• Challenge
Reproduce every line of these items verbatim, keeping each character, number and bracket unchanged.

### Dataset excerpts

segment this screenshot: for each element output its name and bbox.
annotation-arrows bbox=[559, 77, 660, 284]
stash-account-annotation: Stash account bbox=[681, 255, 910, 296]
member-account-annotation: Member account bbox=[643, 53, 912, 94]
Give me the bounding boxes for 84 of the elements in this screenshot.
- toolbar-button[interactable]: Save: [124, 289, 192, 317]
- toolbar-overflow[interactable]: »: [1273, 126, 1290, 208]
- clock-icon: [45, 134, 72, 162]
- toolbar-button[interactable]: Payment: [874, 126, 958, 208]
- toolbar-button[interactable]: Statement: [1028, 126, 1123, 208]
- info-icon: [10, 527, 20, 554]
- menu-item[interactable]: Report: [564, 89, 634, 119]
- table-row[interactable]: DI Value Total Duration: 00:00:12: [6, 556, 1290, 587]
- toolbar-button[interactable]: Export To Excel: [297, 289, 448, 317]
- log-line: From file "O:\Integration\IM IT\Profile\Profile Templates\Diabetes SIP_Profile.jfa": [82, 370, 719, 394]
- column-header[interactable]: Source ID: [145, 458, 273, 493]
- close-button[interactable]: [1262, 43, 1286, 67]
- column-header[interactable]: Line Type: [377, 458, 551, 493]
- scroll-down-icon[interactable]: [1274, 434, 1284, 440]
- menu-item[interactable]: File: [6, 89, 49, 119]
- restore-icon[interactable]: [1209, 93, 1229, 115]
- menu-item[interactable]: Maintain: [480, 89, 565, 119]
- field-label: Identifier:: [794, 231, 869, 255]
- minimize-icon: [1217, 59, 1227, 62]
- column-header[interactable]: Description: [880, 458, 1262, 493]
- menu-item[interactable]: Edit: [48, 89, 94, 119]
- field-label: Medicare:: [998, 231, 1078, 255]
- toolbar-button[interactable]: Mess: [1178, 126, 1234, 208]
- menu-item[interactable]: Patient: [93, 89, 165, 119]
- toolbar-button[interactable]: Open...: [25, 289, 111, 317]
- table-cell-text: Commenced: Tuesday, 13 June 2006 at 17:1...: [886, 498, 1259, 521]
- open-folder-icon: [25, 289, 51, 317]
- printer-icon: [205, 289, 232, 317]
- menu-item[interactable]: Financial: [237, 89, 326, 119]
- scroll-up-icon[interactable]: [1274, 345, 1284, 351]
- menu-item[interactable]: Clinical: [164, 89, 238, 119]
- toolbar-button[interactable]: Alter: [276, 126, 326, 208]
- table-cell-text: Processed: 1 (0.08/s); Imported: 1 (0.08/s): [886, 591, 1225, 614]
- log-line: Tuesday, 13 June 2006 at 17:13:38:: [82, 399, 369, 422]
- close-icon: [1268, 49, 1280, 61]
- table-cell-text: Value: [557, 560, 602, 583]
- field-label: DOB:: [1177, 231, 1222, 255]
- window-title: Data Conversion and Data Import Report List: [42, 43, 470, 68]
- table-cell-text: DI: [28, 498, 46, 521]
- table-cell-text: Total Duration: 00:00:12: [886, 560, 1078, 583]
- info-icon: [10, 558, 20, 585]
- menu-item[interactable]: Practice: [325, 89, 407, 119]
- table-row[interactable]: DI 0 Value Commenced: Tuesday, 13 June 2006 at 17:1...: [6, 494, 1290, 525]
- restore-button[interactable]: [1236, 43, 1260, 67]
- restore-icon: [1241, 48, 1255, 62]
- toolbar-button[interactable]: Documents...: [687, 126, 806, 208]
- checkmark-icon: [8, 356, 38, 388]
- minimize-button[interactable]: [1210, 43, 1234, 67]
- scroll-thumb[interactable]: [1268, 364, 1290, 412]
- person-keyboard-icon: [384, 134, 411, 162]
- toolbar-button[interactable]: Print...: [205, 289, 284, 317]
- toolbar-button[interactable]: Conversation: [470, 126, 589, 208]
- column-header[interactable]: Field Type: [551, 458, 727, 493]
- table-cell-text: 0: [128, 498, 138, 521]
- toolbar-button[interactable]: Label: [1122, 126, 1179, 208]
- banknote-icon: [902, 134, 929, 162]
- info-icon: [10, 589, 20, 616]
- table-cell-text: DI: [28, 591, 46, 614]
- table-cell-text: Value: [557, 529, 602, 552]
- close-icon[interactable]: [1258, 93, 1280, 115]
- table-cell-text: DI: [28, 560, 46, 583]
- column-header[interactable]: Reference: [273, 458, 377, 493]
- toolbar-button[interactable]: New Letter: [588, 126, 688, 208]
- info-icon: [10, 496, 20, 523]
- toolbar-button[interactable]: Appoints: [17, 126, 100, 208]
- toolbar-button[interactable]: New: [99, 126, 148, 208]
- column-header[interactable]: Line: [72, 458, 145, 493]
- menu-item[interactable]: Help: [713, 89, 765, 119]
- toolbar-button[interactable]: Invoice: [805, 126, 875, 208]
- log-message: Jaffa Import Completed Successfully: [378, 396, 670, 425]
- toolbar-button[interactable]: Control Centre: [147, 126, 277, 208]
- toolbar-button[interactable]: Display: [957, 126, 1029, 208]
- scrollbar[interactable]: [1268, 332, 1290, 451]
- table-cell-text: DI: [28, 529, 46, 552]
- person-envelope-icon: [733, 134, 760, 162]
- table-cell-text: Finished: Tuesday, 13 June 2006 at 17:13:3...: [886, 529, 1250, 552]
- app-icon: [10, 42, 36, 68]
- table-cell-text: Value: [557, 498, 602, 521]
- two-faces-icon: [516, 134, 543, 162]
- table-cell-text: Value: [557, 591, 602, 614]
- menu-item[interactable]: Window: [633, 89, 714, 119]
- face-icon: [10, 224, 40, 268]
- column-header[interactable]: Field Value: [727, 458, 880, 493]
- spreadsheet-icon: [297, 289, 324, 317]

######

• Task result
segment this screenshot: for each element output its name and bbox.
annotation-arrows bbox=[559, 77, 660, 284]
stash-account-annotation: Stash account bbox=[681, 255, 910, 296]
member-account-annotation: Member account bbox=[643, 53, 912, 94]
Give me the bounding boxes for 84 of the elements in this screenshot.
- toolbar-button[interactable]: Save: [124, 289, 192, 317]
- toolbar-overflow[interactable]: »: [1273, 126, 1290, 208]
- clock-icon: [45, 134, 72, 162]
- toolbar-button[interactable]: Payment: [874, 126, 958, 208]
- toolbar-button[interactable]: Statement: [1028, 126, 1123, 208]
- info-icon: [10, 527, 20, 554]
- menu-item[interactable]: Report: [564, 89, 634, 119]
- table-row[interactable]: DI Value Total Duration: 00:00:12: [6, 556, 1290, 587]
- toolbar-button[interactable]: Export To Excel: [297, 289, 448, 317]
- log-line: From file "O:\Integration\IM IT\Profile\Profile Templates\Diabetes SIP_Profile.jfa": [82, 370, 719, 394]
- column-header[interactable]: Source ID: [145, 458, 273, 493]
- close-button[interactable]: [1262, 43, 1286, 67]
- column-header[interactable]: Line Type: [377, 458, 551, 493]
- scroll-down-icon[interactable]: [1274, 434, 1284, 440]
- menu-item[interactable]: File: [6, 89, 49, 119]
- restore-icon[interactable]: [1209, 93, 1229, 115]
- menu-item[interactable]: Maintain: [480, 89, 565, 119]
- field-label: Identifier:: [794, 231, 869, 255]
- minimize-icon: [1217, 59, 1227, 62]
- column-header[interactable]: Description: [880, 458, 1262, 493]
- menu-item[interactable]: Edit: [48, 89, 94, 119]
- field-label: Medicare:: [998, 231, 1078, 255]
- toolbar-button[interactable]: Mess: [1178, 126, 1234, 208]
- menu-item[interactable]: Patient: [93, 89, 165, 119]
- toolbar-button[interactable]: Open...: [25, 289, 111, 317]
- table-cell-text: Commenced: Tuesday, 13 June 2006 at 17:1...: [886, 498, 1259, 521]
- open-folder-icon: [25, 289, 51, 317]
- printer-icon: [205, 289, 232, 317]
- menu-item[interactable]: Financial: [237, 89, 326, 119]
- scroll-up-icon[interactable]: [1274, 345, 1284, 351]
- menu-item[interactable]: Clinical: [164, 89, 238, 119]
- toolbar-button[interactable]: Alter: [276, 126, 326, 208]
- table-cell-text: Processed: 1 (0.08/s); Imported: 1 (0.08/s): [886, 591, 1225, 614]
- log-line: Tuesday, 13 June 2006 at 17:13:38:: [82, 399, 369, 422]
- close-icon: [1268, 49, 1280, 61]
- table-cell-text: Value: [557, 560, 602, 583]
- field-label: DOB:: [1177, 231, 1222, 255]
- window-title: Data Conversion and Data Import Report List: [42, 43, 470, 68]
- table-cell-text: DI: [28, 498, 46, 521]
- table-cell-text: Total Duration: 00:00:12: [886, 560, 1078, 583]
- info-icon: [10, 558, 20, 585]
- menu-item[interactable]: Practice: [325, 89, 407, 119]
- table-row[interactable]: DI 0 Value Commenced: Tuesday, 13 June 2006 at 17:1...: [6, 494, 1290, 525]
- restore-button[interactable]: [1236, 43, 1260, 67]
- restore-icon: [1241, 48, 1255, 62]
- toolbar-button[interactable]: Documents...: [687, 126, 806, 208]
- checkmark-icon: [8, 356, 38, 388]
- minimize-button[interactable]: [1210, 43, 1234, 67]
- scroll-thumb[interactable]: [1268, 364, 1290, 412]
- person-keyboard-icon: [384, 134, 411, 162]
- toolbar-button[interactable]: Print...: [205, 289, 284, 317]
- toolbar-button[interactable]: Conversation: [470, 126, 589, 208]
- column-header[interactable]: Field Type: [551, 458, 727, 493]
- table-cell-text: 0: [128, 498, 138, 521]
- toolbar-button[interactable]: Label: [1122, 126, 1179, 208]
- banknote-icon: [902, 134, 929, 162]
- info-icon: [10, 589, 20, 616]
- table-cell-text: DI: [28, 591, 46, 614]
- table-cell-text: Value: [557, 529, 602, 552]
- close-icon[interactable]: [1258, 93, 1280, 115]
- table-cell-text: DI: [28, 560, 46, 583]
- column-header[interactable]: Reference: [273, 458, 377, 493]
- toolbar-button[interactable]: New Letter: [588, 126, 688, 208]
- info-icon: [10, 496, 20, 523]
- toolbar-button[interactable]: Appoints: [17, 126, 100, 208]
- toolbar-button[interactable]: New: [99, 126, 148, 208]
- column-header[interactable]: Line: [72, 458, 145, 493]
- menu-item[interactable]: Help: [713, 89, 765, 119]
- toolbar-button[interactable]: Invoice: [805, 126, 875, 208]
- log-message: Jaffa Import Completed Successfully: [378, 396, 670, 425]
- toolbar-button[interactable]: Control Centre: [147, 126, 277, 208]
- toolbar-button[interactable]: Display: [957, 126, 1029, 208]
- scrollbar[interactable]: [1268, 332, 1290, 451]
- table-cell-text: DI: [28, 529, 46, 552]
- person-envelope-icon: [733, 134, 760, 162]
- table-cell-text: Finished: Tuesday, 13 June 2006 at 17:13:3...: [886, 529, 1250, 552]
- app-icon: [10, 42, 36, 68]
- table-cell-text: Value: [557, 498, 602, 521]
- two-faces-icon: [516, 134, 543, 162]
- table-cell-text: Value: [557, 591, 602, 614]
- menu-item[interactable]: Window: [633, 89, 714, 119]
- face-icon: [10, 224, 40, 268]
- column-header[interactable]: Field Value: [727, 458, 880, 493]
- spreadsheet-icon: [297, 289, 324, 317]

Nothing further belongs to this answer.